* _Task requirements_: Give the data again, word for word.

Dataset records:
☆ ☆ ☆

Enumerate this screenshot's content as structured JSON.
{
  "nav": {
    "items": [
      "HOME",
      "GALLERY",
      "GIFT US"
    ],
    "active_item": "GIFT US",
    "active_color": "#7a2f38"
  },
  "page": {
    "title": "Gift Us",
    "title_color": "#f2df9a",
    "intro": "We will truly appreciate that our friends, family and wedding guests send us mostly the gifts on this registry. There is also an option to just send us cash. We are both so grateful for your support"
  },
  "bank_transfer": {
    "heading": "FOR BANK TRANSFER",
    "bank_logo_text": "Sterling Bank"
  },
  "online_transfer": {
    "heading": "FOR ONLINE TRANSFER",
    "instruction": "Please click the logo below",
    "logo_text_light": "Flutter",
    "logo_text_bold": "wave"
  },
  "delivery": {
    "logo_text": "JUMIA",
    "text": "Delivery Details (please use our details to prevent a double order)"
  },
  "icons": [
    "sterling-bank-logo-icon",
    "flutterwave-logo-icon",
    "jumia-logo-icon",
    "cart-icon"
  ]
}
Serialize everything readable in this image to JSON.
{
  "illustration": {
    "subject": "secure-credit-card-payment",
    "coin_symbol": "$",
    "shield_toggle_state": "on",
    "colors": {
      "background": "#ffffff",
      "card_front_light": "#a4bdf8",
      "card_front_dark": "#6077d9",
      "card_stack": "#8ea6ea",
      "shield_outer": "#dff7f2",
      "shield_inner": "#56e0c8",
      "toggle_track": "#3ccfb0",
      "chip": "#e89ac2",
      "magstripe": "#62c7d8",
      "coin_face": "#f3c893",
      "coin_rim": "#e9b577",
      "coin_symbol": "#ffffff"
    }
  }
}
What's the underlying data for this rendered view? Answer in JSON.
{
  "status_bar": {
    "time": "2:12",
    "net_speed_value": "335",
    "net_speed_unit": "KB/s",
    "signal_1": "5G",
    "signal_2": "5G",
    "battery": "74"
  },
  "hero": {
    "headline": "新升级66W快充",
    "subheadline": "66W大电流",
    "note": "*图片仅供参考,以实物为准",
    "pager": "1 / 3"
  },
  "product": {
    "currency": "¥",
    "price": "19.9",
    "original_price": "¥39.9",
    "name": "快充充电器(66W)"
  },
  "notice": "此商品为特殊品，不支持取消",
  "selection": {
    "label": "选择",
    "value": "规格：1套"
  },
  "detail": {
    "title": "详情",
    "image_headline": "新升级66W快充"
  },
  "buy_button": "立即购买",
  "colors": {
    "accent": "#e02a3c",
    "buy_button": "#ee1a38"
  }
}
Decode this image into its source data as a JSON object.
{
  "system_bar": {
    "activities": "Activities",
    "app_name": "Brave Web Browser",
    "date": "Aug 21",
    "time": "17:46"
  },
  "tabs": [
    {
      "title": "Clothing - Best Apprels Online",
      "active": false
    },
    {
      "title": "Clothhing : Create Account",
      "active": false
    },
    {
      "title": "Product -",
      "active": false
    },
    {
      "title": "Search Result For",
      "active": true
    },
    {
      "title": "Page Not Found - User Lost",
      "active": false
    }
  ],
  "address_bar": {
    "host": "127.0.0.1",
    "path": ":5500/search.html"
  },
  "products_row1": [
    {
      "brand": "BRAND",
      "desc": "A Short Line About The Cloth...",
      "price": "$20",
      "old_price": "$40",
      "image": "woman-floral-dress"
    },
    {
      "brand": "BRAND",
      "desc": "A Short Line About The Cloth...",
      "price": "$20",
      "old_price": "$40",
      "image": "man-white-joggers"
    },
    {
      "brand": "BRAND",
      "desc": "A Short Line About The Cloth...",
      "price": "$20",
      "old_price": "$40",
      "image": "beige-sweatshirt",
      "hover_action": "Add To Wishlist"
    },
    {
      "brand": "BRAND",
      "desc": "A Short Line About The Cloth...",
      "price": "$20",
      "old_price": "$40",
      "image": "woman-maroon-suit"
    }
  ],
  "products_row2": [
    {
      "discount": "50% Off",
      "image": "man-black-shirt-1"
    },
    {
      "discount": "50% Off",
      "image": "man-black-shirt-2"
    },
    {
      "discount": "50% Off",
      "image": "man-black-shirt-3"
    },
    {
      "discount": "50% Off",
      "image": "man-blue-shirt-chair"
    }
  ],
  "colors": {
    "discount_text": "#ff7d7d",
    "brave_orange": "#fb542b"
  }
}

☆ ☆ ☆

* _Problem solution_:
Enumerate this screenshot's content as structured JSON.
{
  "nav": {
    "items": [
      "HOME",
      "GALLERY",
      "GIFT US"
    ],
    "active_item": "GIFT US",
    "active_color": "#7a2f38"
  },
  "page": {
    "title": "Gift Us",
    "title_color": "#f2df9a",
    "intro": "We will truly appreciate that our friends, family and wedding guests send us mostly the gifts on this registry. There is also an option to just send us cash. We are both so grateful for your support"
  },
  "bank_transfer": {
    "heading": "FOR BANK TRANSFER",
    "bank_logo_text": "Sterling Bank"
  },
  "online_transfer": {
    "heading": "FOR ONLINE TRANSFER",
    "instruction": "Please click the logo below",
    "logo_text_light": "Flutter",
    "logo_text_bold": "wave"
  },
  "delivery": {
    "logo_text": "JUMIA",
    "text": "Delivery Details (please use our details to prevent a double order)"
  },
  "icons": [
    "sterling-bank-logo-icon",
    "flutterwave-logo-icon",
    "jumia-logo-icon",
    "cart-icon"
  ]
}
Serialize everything readable in this image to JSON.
{
  "illustration": {
    "subject": "secure-credit-card-payment",
    "coin_symbol": "$",
    "shield_toggle_state": "on",
    "colors": {
      "background": "#ffffff",
      "card_front_light": "#a4bdf8",
      "card_front_dark": "#6077d9",
      "card_stack": "#8ea6ea",
      "shield_outer": "#dff7f2",
      "shield_inner": "#56e0c8",
      "toggle_track": "#3ccfb0",
      "chip": "#e89ac2",
      "magstripe": "#62c7d8",
      "coin_face": "#f3c893",
      "coin_rim": "#e9b577",
      "coin_symbol": "#ffffff"
    }
  }
}
What's the underlying data for this rendered view? Answer in JSON.
{
  "status_bar": {
    "time": "2:12",
    "net_speed_value": "335",
    "net_speed_unit": "KB/s",
    "signal_1": "5G",
    "signal_2": "5G",
    "battery": "74"
  },
  "hero": {
    "headline": "新升级66W快充",
    "subheadline": "66W大电流",
    "note": "*图片仅供参考,以实物为准",
    "pager": "1 / 3"
  },
  "product": {
    "currency": "¥",
    "price": "19.9",
    "original_price": "¥39.9",
    "name": "快充充电器(66W)"
  },
  "notice": "此商品为特殊品，不支持取消",
  "selection": {
    "label": "选择",
    "value": "规格：1套"
  },
  "detail": {
    "title": "详情",
    "image_headline": "新升级66W快充"
  },
  "buy_button": "立即购买",
  "colors": {
    "accent": "#e02a3c",
    "buy_button": "#ee1a38"
  }
}
Decode this image into its source data as a JSON object.
{
  "system_bar": {
    "activities": "Activities",
    "app_name": "Brave Web Browser",
    "date": "Aug 21",
    "time": "17:46"
  },
  "tabs": [
    {
      "title": "Clothing - Best Apprels Online",
      "active": false
    },
    {
      "title": "Clothhing : Create Account",
      "active": false
    },
    {
      "title": "Product -",
      "active": false
    },
    {
      "title": "Search Result For",
      "active": true
    },
    {
      "title": "Page Not Found - User Lost",
      "active": false
    }
  ],
  "address_bar": {
    "host": "127.0.0.1",
    "path": ":5500/search.html"
  },
  "products_row1": [
    {
      "brand": "BRAND",
      "desc": "A Short Line About The Cloth...",
      "price": "$20",
      "old_price": "$40",
      "image": "woman-floral-dress"
    },
    {
      "brand": "BRAND",
      "desc": "A Short Line About The Cloth...",
      "price": "$20",
      "old_price": "$40",
      "image": "man-white-joggers"
    },
    {
      "brand": "BRAND",
      "desc": "A Short Line About The Cloth...",
      "price": "$20",
      "old_price": "$40",
      "image": "beige-sweatshirt",
      "hover_action": "Add To Wishlist"
    },
    {
      "brand": "BRAND",
      "desc": "A Short Line About The Cloth...",
      "price": "$20",
      "old_price": "$40",
      "image": "woman-maroon-suit"
    }
  ],
  "products_row2": [
    {
      "discount": "50% Off",
      "image": "man-black-shirt-1"
    },
    {
      "discount": "50% Off",
      "image": "man-black-shirt-2"
    },
    {
      "discount": "50% Off",
      "image": "man-black-shirt-3"
    },
    {
      "discount": "50% Off",
      "image": "man-blue-shirt-chair"
    }
  ],
  "colors": {
    "discount_text": "#ff7d7d",
    "brave_orange": "#fb542b"
  }
}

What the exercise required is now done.